[Dataset records]

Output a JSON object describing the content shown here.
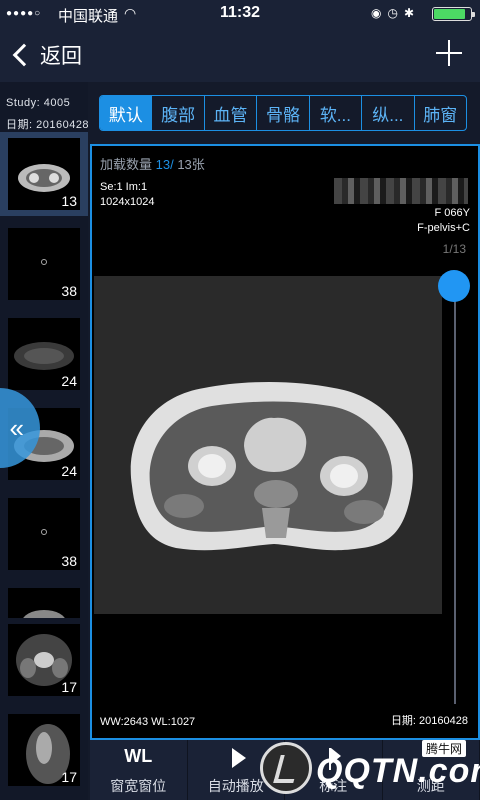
{
  "status_bar": {
    "signal": "●●●●○",
    "carrier": "中国联通",
    "time": "11:32",
    "battery_level": 0.85
  },
  "nav": {
    "back_label": "返回"
  },
  "sidebar": {
    "study": "Study: 4005",
    "date": "日期: 20160428",
    "thumbnails": [
      {
        "count": "13"
      },
      {
        "count": "38"
      },
      {
        "count": "24"
      },
      {
        "count": "24"
      },
      {
        "count": "38"
      },
      {
        "count": ""
      },
      {
        "count": "17"
      },
      {
        "count": "17"
      }
    ]
  },
  "tabs": [
    "默认",
    "腹部",
    "血管",
    "骨骼",
    "软...",
    "纵...",
    "肺窗"
  ],
  "viewer": {
    "loading_prefix": "加载数量 ",
    "loading_current": "13/",
    "loading_total": " 13张",
    "series": "Se:1  Im:1",
    "resolution": "1024x1024",
    "patient_sex_age": "F  066Y",
    "protocol": "F-pelvis+C",
    "page": "1/13",
    "ww_wl": "WW:2643  WL:1027",
    "date": "日期: 20160428"
  },
  "toolbar": {
    "wl_glyph": "WL",
    "wl_label": "窗宽窗位",
    "autoplay_label": "自动播放",
    "annotate_label": "标注",
    "measure_label": "测距"
  },
  "watermark": {
    "text": "QQTN.com",
    "tag": "腾牛网"
  },
  "colors": {
    "accent": "#1c8fe3",
    "background": "#141a2a",
    "battery": "#4cd964"
  }
}
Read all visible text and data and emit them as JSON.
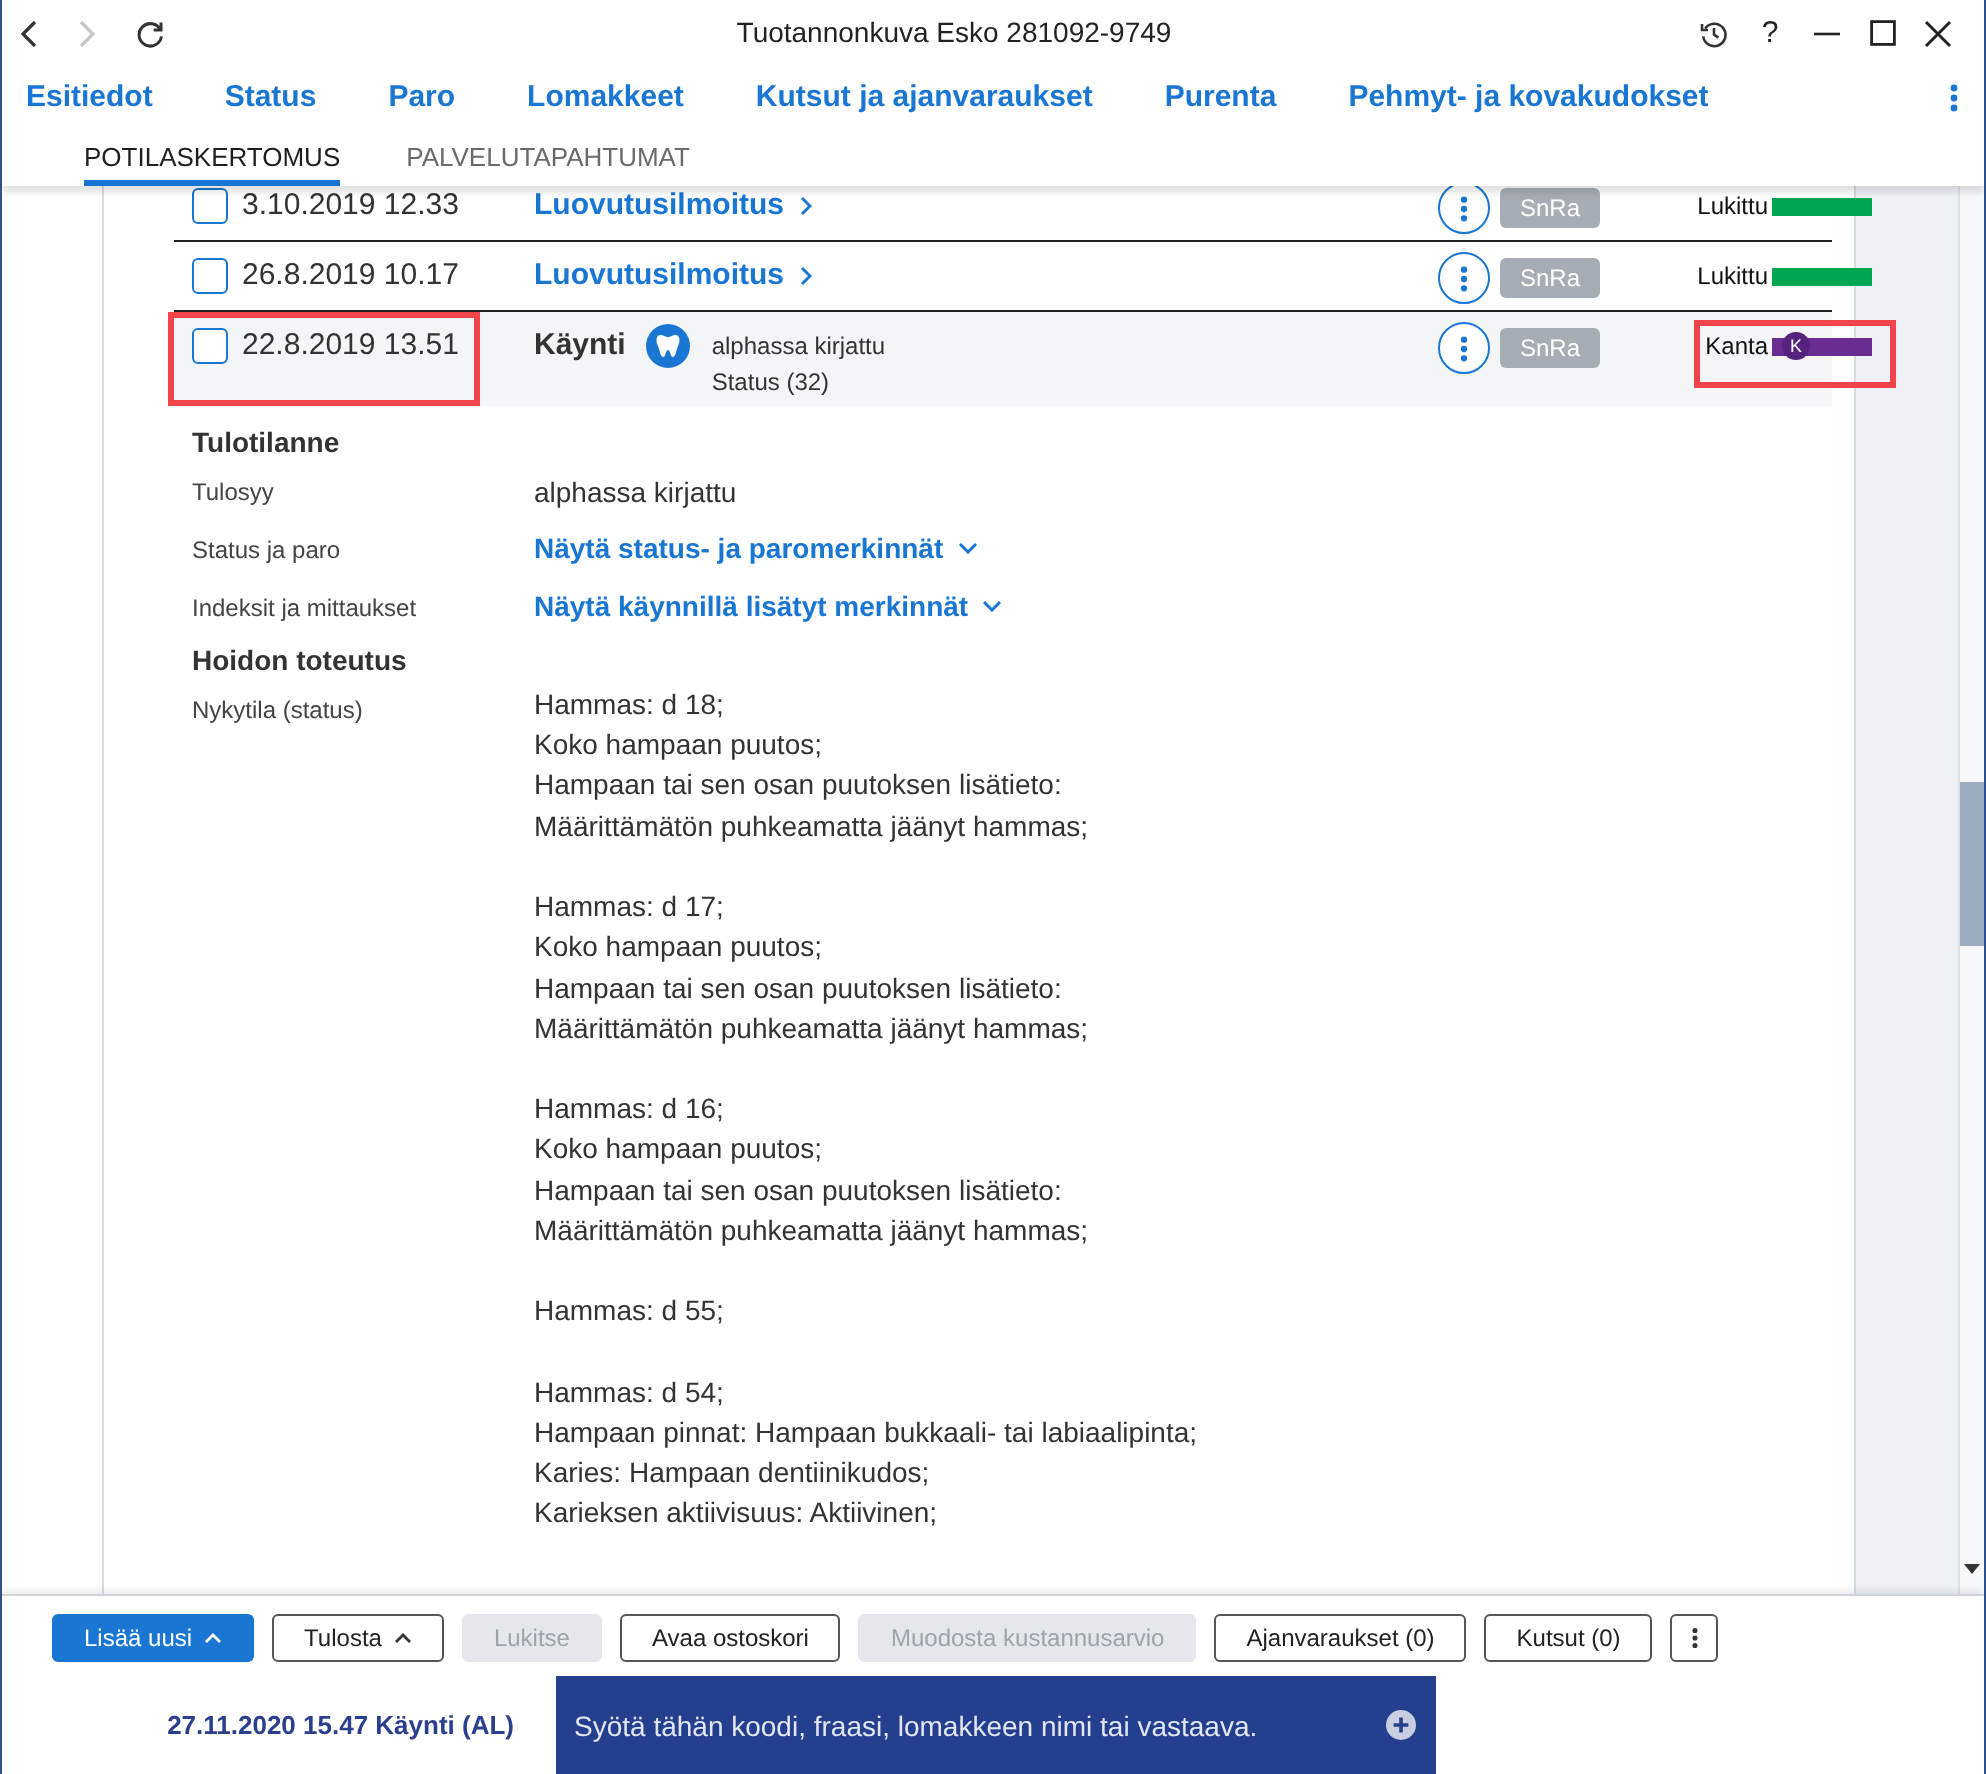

**Exercise prompt:** Print the complete listing exactly, apart from any pictures.

**Task output:**
Output a JSON object describing the content shown here.
{
  "status_bar": {
    "signal": "●●●●○",
    "carrier": "中国联通",
    "time": "11:32",
    "battery_level": 0.85
  },
  "nav": {
    "back_label": "返回"
  },
  "sidebar": {
    "study": "Study: 4005",
    "date": "日期: 20160428",
    "thumbnails": [
      {
        "count": "13"
      },
      {
        "count": "38"
      },
      {
        "count": "24"
      },
      {
        "count": "24"
      },
      {
        "count": "38"
      },
      {
        "count": ""
      },
      {
        "count": "17"
      },
      {
        "count": "17"
      }
    ]
  },
  "tabs": [
    "默认",
    "腹部",
    "血管",
    "骨骼",
    "软...",
    "纵...",
    "肺窗"
  ],
  "viewer": {
    "loading_prefix": "加载数量 ",
    "loading_current": "13/",
    "loading_total": " 13张",
    "series": "Se:1  Im:1",
    "resolution": "1024x1024",
    "patient_sex_age": "F  066Y",
    "protocol": "F-pelvis+C",
    "page": "1/13",
    "ww_wl": "WW:2643  WL:1027",
    "date": "日期: 20160428"
  },
  "toolbar": {
    "wl_glyph": "WL",
    "wl_label": "窗宽窗位",
    "autoplay_label": "自动播放",
    "annotate_label": "标注",
    "measure_label": "测距"
  },
  "watermark": {
    "text": "QQTN.com",
    "tag": "腾牛网"
  },
  "colors": {
    "accent": "#1c8fe3",
    "background": "#141a2a",
    "battery": "#4cd964"
  }
}
Read all visible text and data and emit them as JSON.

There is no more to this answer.